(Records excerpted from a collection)
* Begin *

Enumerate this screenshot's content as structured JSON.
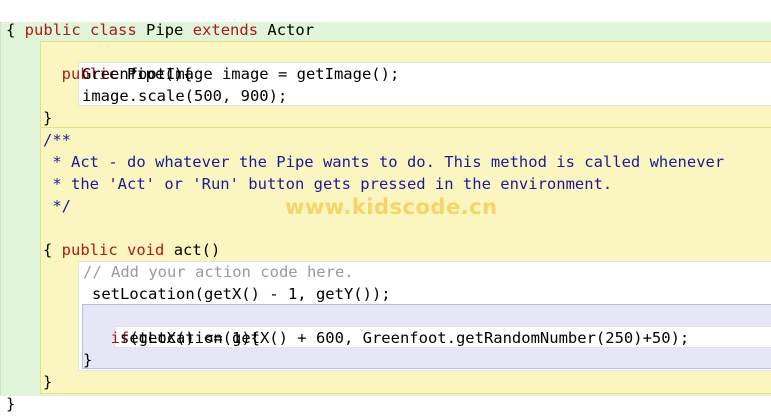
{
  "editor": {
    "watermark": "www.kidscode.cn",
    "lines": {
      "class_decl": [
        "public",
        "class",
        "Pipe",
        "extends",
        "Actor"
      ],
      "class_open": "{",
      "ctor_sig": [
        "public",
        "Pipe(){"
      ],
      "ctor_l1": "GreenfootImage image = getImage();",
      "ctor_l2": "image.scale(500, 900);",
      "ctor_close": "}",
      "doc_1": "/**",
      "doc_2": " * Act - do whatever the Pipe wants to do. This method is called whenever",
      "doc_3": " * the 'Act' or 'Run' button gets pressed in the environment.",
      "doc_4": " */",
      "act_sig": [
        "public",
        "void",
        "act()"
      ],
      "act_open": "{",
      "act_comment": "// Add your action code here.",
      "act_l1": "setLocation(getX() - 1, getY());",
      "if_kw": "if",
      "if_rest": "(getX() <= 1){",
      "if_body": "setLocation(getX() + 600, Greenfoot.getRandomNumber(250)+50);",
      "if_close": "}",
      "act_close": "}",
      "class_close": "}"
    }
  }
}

* End *
* Begin *

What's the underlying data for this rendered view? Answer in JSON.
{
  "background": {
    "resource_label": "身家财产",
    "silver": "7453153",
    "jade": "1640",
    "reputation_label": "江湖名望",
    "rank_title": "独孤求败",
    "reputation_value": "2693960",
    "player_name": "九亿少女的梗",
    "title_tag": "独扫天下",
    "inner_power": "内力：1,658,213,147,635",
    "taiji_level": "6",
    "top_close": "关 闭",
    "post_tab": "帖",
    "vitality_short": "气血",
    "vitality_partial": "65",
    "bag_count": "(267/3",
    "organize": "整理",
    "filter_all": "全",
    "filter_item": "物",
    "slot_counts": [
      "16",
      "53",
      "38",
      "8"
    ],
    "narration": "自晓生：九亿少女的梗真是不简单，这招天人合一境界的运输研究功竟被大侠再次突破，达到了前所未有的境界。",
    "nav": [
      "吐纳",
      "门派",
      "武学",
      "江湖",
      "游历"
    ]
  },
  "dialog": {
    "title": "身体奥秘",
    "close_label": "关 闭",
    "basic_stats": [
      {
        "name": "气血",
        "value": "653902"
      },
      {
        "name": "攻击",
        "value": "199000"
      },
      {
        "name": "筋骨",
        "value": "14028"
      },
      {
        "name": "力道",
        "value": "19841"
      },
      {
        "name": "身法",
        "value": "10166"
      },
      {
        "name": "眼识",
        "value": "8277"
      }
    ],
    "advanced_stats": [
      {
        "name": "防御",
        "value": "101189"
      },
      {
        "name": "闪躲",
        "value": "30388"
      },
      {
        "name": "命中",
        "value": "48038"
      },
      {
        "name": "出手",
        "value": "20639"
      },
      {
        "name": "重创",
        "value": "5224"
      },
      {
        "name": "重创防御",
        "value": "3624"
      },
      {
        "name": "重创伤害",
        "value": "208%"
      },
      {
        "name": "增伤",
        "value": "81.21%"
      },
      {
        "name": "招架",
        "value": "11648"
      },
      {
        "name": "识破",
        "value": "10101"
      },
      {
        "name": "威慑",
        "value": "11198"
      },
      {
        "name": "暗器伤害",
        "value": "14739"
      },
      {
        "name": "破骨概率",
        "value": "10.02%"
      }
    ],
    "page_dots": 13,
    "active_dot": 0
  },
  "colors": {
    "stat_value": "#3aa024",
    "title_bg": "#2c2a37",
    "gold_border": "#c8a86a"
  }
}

* End *

__PROBLEM DESCRIPTION__: Using the entries above, find all lines with "Pipe". Copy them.

__SOLUTION TO THIS EXERCISE__:
        "Pipe",
        "Pipe(){"
      "doc_2": " * Act - do whatever the Pipe wants to do. This method is called whenever",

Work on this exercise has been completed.